Saved data entries
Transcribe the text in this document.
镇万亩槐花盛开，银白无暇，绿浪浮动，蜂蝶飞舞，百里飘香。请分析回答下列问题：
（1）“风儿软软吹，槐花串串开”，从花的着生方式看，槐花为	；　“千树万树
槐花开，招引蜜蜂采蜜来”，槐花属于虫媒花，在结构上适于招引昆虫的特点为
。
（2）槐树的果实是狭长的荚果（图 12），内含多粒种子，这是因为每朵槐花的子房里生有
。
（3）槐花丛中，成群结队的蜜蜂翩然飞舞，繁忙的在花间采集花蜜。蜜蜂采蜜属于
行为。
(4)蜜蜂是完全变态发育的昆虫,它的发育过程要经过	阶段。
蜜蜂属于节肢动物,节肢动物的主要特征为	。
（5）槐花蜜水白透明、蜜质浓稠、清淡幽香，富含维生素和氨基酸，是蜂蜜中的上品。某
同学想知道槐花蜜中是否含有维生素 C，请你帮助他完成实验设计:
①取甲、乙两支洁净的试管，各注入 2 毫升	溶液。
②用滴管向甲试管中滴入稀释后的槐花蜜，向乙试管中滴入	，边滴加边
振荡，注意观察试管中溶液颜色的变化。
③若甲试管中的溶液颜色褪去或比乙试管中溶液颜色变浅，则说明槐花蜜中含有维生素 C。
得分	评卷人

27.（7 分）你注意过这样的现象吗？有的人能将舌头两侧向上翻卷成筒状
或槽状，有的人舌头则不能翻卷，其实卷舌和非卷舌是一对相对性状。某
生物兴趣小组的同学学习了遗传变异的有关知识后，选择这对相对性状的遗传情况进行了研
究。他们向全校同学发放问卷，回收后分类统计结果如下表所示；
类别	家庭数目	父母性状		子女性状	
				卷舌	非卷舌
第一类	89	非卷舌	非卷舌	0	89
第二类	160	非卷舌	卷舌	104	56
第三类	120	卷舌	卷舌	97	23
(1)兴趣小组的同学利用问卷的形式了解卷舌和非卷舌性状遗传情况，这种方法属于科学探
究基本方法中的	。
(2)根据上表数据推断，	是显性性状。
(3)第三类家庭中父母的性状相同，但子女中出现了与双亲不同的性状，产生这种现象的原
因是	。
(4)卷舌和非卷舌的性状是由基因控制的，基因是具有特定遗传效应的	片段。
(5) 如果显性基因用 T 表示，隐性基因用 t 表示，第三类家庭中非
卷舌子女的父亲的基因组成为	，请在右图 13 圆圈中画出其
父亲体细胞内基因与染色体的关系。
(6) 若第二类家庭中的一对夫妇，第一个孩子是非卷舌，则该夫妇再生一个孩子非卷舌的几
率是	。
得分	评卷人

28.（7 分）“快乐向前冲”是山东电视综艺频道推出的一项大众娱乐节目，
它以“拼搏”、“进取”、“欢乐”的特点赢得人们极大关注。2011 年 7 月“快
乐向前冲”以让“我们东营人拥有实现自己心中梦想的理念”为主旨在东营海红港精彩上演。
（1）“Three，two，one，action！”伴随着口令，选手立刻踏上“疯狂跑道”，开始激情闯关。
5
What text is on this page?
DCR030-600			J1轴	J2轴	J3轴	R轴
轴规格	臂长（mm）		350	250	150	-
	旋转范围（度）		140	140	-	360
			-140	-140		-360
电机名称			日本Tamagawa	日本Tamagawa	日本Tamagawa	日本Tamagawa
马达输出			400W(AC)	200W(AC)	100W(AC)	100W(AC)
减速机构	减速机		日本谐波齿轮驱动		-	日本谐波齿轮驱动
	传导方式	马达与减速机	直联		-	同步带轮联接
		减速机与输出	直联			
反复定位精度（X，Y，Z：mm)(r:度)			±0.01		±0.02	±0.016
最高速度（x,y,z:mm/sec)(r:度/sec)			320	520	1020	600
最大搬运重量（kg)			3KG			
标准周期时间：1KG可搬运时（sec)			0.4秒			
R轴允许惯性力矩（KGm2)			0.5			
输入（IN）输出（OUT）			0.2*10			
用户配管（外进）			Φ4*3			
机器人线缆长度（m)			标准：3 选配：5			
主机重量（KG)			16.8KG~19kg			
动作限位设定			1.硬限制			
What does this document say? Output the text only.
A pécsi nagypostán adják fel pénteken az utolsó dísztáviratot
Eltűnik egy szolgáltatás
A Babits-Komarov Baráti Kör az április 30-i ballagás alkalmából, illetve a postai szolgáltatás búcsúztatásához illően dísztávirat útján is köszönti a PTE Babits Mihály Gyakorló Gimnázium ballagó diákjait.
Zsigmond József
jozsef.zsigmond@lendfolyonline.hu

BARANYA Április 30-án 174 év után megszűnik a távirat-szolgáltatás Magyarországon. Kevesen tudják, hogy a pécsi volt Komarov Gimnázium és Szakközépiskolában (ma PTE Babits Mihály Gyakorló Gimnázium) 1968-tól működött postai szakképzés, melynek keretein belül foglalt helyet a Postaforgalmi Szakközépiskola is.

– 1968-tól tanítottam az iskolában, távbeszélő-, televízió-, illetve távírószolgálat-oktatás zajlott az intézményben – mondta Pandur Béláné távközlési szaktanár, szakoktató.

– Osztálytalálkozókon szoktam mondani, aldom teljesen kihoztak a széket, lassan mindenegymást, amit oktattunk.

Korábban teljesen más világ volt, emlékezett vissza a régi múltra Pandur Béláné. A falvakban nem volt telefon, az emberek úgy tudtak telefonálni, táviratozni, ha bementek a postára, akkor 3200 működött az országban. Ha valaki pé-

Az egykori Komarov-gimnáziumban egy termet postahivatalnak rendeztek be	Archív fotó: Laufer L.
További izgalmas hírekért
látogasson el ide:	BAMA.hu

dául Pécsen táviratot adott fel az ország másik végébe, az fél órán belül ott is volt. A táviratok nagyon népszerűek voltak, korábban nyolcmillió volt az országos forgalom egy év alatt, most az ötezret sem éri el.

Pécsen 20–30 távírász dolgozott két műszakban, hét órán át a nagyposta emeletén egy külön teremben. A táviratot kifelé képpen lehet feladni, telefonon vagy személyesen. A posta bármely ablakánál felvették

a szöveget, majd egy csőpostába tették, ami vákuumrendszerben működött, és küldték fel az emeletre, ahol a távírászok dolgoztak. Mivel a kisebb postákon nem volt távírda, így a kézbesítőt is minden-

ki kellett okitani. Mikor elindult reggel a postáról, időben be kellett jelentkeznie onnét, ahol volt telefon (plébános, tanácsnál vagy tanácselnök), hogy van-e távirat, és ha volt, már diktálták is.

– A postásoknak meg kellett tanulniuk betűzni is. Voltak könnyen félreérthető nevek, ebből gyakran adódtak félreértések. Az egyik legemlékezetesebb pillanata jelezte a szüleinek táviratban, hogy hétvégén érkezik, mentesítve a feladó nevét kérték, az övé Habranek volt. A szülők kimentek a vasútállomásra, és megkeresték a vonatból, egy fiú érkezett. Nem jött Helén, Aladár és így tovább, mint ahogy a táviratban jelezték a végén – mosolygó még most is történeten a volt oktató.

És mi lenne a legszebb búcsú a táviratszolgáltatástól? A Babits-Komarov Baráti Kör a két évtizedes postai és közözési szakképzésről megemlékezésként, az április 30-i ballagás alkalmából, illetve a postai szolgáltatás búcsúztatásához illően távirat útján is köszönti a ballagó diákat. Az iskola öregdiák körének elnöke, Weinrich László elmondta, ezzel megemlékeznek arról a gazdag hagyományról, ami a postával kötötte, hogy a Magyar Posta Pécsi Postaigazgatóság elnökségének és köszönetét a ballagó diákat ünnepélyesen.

**The problem**
Write all of the records out again exactly.

**Solution for this task**
Transcribe the text in this document.
镇万亩槐花盛开，银白无暇，绿浪浮动，蜂蝶飞舞，百里飘香。请分析回答下列问题：
（1）“风儿软软吹，槐花串串开”，从花的着生方式看，槐花为	；　“千树万树
槐花开，招引蜜蜂采蜜来”，槐花属于虫媒花，在结构上适于招引昆虫的特点为
。
（2）槐树的果实是狭长的荚果（图 12），内含多粒种子，这是因为每朵槐花的子房里生有
。
（3）槐花丛中，成群结队的蜜蜂翩然飞舞，繁忙的在花间采集花蜜。蜜蜂采蜜属于
行为。
(4)蜜蜂是完全变态发育的昆虫,它的发育过程要经过	阶段。
蜜蜂属于节肢动物,节肢动物的主要特征为	。
（5）槐花蜜水白透明、蜜质浓稠、清淡幽香，富含维生素和氨基酸，是蜂蜜中的上品。某
同学想知道槐花蜜中是否含有维生素 C，请你帮助他完成实验设计:
①取甲、乙两支洁净的试管，各注入 2 毫升	溶液。
②用滴管向甲试管中滴入稀释后的槐花蜜，向乙试管中滴入	，边滴加边
振荡，注意观察试管中溶液颜色的变化。
③若甲试管中的溶液颜色褪去或比乙试管中溶液颜色变浅，则说明槐花蜜中含有维生素 C。
得分	评卷人

27.（7 分）你注意过这样的现象吗？有的人能将舌头两侧向上翻卷成筒状
或槽状，有的人舌头则不能翻卷，其实卷舌和非卷舌是一对相对性状。某
生物兴趣小组的同学学习了遗传变异的有关知识后，选择这对相对性状的遗传情况进行了研
究。他们向全校同学发放问卷，回收后分类统计结果如下表所示；
类别	家庭数目	父母性状		子女性状	
				卷舌	非卷舌
第一类	89	非卷舌	非卷舌	0	89
第二类	160	非卷舌	卷舌	104	56
第三类	120	卷舌	卷舌	97	23
(1)兴趣小组的同学利用问卷的形式了解卷舌和非卷舌性状遗传情况，这种方法属于科学探
究基本方法中的	。
(2)根据上表数据推断，	是显性性状。
(3)第三类家庭中父母的性状相同，但子女中出现了与双亲不同的性状，产生这种现象的原
因是	。
(4)卷舌和非卷舌的性状是由基因控制的，基因是具有特定遗传效应的	片段。
(5) 如果显性基因用 T 表示，隐性基因用 t 表示，第三类家庭中非
卷舌子女的父亲的基因组成为	，请在右图 13 圆圈中画出其
父亲体细胞内基因与染色体的关系。
(6) 若第二类家庭中的一对夫妇，第一个孩子是非卷舌，则该夫妇再生一个孩子非卷舌的几
率是	。
得分	评卷人

28.（7 分）“快乐向前冲”是山东电视综艺频道推出的一项大众娱乐节目，
它以“拼搏”、“进取”、“欢乐”的特点赢得人们极大关注。2011 年 7 月“快
乐向前冲”以让“我们东营人拥有实现自己心中梦想的理念”为主旨在东营海红港精彩上演。
（1）“Three，two，one，action！”伴随着口令，选手立刻踏上“疯狂跑道”，开始激情闯关。
5
What text is on this page?
DCR030-600			J1轴	J2轴	J3轴	R轴
轴规格	臂长（mm）		350	250	150	-
	旋转范围（度）		140	140	-	360
			-140	-140		-360
电机名称			日本Tamagawa	日本Tamagawa	日本Tamagawa	日本Tamagawa
马达输出			400W(AC)	200W(AC)	100W(AC)	100W(AC)
减速机构	减速机		日本谐波齿轮驱动		-	日本谐波齿轮驱动
	传导方式	马达与减速机	直联		-	同步带轮联接
		减速机与输出	直联			
反复定位精度（X，Y，Z：mm)(r:度)			±0.01		±0.02	±0.016
最高速度（x,y,z:mm/sec)(r:度/sec)			320	520	1020	600
最大搬运重量（kg)			3KG			
标准周期时间：1KG可搬运时（sec)			0.4秒			
R轴允许惯性力矩（KGm2)			0.5			
输入（IN）输出（OUT）			0.2*10			
用户配管（外进）			Φ4*3			
机器人线缆长度（m)			标准：3 选配：5			
主机重量（KG)			16.8KG~19kg			
动作限位设定			1.硬限制			
What does this document say? Output the text only.
A pécsi nagypostán adják fel pénteken az utolsó dísztáviratot
Eltűnik egy szolgáltatás
A Babits-Komarov Baráti Kör az április 30-i ballagás alkalmából, illetve a postai szolgáltatás búcsúztatásához illően dísztávirat útján is köszönti a PTE Babits Mihály Gyakorló Gimnázium ballagó diákjait.
Zsigmond József
jozsef.zsigmond@lendfolyonline.hu

BARANYA Április 30-án 174 év után megszűnik a távirat-szolgáltatás Magyarországon. Kevesen tudják, hogy a pécsi volt Komarov Gimnázium és Szakközépiskolában (ma PTE Babits Mihály Gyakorló Gimnázium) 1968-tól működött postai szakképzés, melynek keretein belül foglalt helyet a Postaforgalmi Szakközépiskola is.

– 1968-tól tanítottam az iskolában, távbeszélő-, televízió-, illetve távírószolgálat-oktatás zajlott az intézményben – mondta Pandur Béláné távközlési szaktanár, szakoktató.

– Osztálytalálkozókon szoktam mondani, aldom teljesen kihoztak a széket, lassan mindenegymást, amit oktattunk.

Korábban teljesen más világ volt, emlékezett vissza a régi múltra Pandur Béláné. A falvakban nem volt telefon, az emberek úgy tudtak telefonálni, táviratozni, ha bementek a postára, akkor 3200 működött az országban. Ha valaki pé-

Az egykori Komarov-gimnáziumban egy termet postahivatalnak rendeztek be	Archív fotó: Laufer L.
További izgalmas hírekért
látogasson el ide:	BAMA.hu

dául Pécsen táviratot adott fel az ország másik végébe, az fél órán belül ott is volt. A táviratok nagyon népszerűek voltak, korábban nyolcmillió volt az országos forgalom egy év alatt, most az ötezret sem éri el.

Pécsen 20–30 távírász dolgozott két műszakban, hét órán át a nagyposta emeletén egy külön teremben. A táviratot kifelé képpen lehet feladni, telefonon vagy személyesen. A posta bármely ablakánál felvették

a szöveget, majd egy csőpostába tették, ami vákuumrendszerben működött, és küldték fel az emeletre, ahol a távírászok dolgoztak. Mivel a kisebb postákon nem volt távírda, így a kézbesítőt is minden-

ki kellett okitani. Mikor elindult reggel a postáról, időben be kellett jelentkeznie onnét, ahol volt telefon (plébános, tanácsnál vagy tanácselnök), hogy van-e távirat, és ha volt, már diktálták is.

– A postásoknak meg kellett tanulniuk betűzni is. Voltak könnyen félreérthető nevek, ebből gyakran adódtak félreértések. Az egyik legemlékezetesebb pillanata jelezte a szüleinek táviratban, hogy hétvégén érkezik, mentesítve a feladó nevét kérték, az övé Habranek volt. A szülők kimentek a vasútállomásra, és megkeresték a vonatból, egy fiú érkezett. Nem jött Helén, Aladár és így tovább, mint ahogy a táviratban jelezték a végén – mosolygó még most is történeten a volt oktató.

És mi lenne a legszebb búcsú a táviratszolgáltatástól? A Babits-Komarov Baráti Kör a két évtizedes postai és közözési szakképzésről megemlékezésként, az április 30-i ballagás alkalmából, illetve a postai szolgáltatás búcsúztatásához illően távirat útján is köszönti a ballagó diákat. Az iskola öregdiák körének elnöke, Weinrich László elmondta, ezzel megemlékeznek arról a gazdag hagyományról, ami a postával kötötte, hogy a Magyar Posta Pécsi Postaigazgatóság elnökségének és köszönetét a ballagó diákat ünnepélyesen.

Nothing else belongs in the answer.